### Goal:
Give only the number of lines in the listing below where the string "limit" occurs.

### Information provided:

(begin)

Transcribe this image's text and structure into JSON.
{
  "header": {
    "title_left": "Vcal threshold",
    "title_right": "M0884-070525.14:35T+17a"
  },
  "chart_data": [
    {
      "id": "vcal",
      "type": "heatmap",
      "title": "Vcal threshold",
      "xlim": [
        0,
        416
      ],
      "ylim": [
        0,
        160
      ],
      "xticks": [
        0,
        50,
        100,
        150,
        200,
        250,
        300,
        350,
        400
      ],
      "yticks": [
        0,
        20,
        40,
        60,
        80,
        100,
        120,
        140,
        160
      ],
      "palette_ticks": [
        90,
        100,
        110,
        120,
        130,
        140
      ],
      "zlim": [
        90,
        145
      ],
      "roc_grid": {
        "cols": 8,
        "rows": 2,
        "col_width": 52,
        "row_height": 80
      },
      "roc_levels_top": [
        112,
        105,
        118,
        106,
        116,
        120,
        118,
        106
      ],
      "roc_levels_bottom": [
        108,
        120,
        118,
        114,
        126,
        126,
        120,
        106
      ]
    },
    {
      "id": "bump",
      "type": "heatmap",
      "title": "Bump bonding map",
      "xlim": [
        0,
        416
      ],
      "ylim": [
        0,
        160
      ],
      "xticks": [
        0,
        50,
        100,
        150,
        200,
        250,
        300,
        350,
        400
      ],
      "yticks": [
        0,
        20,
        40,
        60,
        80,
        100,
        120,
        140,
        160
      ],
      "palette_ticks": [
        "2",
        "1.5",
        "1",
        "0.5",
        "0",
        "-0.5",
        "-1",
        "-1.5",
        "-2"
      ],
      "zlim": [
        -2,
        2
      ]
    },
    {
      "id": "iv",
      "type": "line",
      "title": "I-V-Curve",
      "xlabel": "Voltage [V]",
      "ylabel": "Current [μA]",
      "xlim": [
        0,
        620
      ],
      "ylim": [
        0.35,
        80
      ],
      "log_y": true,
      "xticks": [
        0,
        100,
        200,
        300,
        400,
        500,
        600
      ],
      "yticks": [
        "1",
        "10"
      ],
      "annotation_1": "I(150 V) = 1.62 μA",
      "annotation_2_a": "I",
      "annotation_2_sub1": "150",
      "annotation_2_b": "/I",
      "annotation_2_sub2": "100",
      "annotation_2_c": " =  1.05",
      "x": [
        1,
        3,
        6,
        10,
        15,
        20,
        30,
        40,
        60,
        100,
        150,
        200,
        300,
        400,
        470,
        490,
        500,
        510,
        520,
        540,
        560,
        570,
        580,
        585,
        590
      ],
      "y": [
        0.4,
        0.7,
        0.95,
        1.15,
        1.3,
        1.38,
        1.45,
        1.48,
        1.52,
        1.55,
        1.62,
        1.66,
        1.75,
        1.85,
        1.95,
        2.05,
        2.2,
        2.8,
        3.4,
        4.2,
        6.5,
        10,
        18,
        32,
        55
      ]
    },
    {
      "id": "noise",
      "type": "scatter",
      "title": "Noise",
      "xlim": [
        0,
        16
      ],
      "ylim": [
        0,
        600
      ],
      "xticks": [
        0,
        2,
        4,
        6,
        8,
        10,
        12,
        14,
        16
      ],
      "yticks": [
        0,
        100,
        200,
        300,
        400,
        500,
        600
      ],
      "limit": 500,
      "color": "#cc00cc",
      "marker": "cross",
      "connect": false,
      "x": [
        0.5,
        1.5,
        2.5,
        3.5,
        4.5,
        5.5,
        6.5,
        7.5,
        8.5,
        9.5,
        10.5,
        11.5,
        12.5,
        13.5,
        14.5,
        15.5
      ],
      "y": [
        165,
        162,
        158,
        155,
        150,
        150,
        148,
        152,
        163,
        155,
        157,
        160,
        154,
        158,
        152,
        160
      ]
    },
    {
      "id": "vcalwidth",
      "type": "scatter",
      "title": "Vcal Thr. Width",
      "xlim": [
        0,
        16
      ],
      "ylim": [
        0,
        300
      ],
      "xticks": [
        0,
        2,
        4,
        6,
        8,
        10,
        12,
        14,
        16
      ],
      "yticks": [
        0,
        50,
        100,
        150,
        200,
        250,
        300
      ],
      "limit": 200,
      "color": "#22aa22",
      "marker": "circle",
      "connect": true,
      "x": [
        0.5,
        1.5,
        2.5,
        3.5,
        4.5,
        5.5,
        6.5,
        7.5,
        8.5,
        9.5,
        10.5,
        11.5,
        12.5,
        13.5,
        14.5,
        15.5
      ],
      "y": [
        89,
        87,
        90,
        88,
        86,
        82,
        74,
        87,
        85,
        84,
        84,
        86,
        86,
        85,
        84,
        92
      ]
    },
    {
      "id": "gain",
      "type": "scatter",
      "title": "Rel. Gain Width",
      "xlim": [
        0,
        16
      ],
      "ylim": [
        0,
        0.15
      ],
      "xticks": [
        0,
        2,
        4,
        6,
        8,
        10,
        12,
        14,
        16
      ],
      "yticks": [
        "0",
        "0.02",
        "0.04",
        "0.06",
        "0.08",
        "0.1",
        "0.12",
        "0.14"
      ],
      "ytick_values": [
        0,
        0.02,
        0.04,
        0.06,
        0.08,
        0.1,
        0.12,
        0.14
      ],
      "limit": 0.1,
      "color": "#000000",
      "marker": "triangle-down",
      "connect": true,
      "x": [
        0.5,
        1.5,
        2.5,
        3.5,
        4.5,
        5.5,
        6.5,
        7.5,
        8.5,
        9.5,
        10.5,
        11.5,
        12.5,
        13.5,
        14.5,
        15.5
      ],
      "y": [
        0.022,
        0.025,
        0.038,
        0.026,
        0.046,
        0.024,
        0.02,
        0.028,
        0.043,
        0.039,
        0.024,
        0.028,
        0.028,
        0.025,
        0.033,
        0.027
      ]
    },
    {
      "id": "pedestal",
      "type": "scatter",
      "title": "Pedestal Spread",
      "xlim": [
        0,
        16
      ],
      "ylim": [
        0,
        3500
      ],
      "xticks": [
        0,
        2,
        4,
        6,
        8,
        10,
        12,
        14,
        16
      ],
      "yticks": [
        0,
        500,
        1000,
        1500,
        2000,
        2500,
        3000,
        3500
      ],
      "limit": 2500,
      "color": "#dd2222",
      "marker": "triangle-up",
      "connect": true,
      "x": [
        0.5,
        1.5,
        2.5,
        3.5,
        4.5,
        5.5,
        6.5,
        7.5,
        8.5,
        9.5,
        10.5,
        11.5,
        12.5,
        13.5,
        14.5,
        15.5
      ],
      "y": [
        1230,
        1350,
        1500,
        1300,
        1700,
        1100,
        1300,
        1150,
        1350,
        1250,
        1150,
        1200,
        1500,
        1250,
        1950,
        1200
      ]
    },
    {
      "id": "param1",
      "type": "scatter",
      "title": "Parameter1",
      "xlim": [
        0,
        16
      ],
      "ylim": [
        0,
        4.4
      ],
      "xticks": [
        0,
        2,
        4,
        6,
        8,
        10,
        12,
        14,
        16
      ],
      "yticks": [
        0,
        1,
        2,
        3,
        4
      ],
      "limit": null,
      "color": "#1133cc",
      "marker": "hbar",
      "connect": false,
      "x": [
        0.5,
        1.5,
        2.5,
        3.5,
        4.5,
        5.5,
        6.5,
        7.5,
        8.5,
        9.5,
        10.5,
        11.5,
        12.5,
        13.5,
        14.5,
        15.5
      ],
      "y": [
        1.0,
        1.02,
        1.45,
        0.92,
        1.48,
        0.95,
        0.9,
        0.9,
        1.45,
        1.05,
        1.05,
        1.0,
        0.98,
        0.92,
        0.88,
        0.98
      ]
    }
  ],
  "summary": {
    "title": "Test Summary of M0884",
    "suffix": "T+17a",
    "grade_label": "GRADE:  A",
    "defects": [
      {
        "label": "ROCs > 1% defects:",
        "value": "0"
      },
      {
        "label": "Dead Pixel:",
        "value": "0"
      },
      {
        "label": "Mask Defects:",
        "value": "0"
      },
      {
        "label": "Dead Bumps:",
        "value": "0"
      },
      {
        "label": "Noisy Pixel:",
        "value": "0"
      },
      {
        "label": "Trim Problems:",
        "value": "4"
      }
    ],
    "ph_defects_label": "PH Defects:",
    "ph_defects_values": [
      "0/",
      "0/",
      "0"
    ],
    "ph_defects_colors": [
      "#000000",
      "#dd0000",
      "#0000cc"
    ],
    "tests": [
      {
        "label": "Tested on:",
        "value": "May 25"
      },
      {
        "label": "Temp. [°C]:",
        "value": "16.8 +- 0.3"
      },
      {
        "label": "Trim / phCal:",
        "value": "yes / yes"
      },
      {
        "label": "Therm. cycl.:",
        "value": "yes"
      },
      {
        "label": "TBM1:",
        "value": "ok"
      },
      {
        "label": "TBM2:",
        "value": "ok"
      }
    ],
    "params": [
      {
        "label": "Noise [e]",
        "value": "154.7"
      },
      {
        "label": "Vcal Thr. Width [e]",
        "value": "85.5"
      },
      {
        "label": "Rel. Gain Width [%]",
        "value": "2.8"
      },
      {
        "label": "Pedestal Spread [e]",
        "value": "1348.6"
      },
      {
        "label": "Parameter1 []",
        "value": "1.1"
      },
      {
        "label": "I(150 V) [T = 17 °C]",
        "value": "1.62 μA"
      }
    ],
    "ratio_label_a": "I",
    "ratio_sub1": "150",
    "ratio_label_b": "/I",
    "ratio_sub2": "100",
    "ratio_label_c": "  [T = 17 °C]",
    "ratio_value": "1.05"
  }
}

(end)

### Solution to the problem:
5